=== DATA LISTING ===

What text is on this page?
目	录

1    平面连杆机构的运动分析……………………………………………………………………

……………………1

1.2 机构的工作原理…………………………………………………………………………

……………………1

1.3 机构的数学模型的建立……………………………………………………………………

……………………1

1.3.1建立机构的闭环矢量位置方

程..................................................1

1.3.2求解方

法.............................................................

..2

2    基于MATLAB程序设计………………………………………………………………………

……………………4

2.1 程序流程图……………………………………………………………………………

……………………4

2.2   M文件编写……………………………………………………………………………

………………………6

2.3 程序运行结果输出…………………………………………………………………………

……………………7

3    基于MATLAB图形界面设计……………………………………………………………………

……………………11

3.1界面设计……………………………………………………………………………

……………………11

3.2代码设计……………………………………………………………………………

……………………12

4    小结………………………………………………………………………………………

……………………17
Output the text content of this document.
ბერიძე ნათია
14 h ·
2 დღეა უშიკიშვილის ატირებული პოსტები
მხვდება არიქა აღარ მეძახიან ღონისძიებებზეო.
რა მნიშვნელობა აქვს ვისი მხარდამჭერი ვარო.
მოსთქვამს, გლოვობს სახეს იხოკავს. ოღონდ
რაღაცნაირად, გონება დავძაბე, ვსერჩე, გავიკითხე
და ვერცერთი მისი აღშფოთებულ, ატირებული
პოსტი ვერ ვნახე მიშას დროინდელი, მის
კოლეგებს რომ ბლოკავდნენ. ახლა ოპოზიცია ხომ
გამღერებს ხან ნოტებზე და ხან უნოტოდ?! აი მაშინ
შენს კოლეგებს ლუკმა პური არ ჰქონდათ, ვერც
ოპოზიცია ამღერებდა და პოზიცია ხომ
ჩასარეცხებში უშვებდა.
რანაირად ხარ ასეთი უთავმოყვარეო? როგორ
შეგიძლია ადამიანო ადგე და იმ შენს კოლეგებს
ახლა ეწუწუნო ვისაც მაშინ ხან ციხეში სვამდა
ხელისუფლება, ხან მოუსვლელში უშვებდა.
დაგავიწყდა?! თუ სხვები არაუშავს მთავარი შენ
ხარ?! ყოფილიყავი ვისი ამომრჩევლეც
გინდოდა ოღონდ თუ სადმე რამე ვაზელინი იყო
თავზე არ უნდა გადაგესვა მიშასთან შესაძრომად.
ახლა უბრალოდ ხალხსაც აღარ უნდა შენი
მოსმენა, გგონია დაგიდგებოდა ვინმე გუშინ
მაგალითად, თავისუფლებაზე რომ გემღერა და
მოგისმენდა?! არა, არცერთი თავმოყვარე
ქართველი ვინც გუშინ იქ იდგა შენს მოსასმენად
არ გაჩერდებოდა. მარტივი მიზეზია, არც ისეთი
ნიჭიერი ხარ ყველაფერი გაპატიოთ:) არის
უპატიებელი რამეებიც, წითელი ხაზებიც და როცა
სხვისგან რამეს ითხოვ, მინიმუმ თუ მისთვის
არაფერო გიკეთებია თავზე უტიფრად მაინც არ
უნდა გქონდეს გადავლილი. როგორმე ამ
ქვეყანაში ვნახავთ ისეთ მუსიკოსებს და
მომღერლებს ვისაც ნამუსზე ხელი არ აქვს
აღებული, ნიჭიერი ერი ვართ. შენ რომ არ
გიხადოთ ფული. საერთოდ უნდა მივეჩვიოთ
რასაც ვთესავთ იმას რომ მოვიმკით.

===

§ **EXERCISE GOAL**: In the data above, how many lines contain the string "ოპოზიცია"? Answer with the number only.

§ **EXPECTED OUTPUT**: 2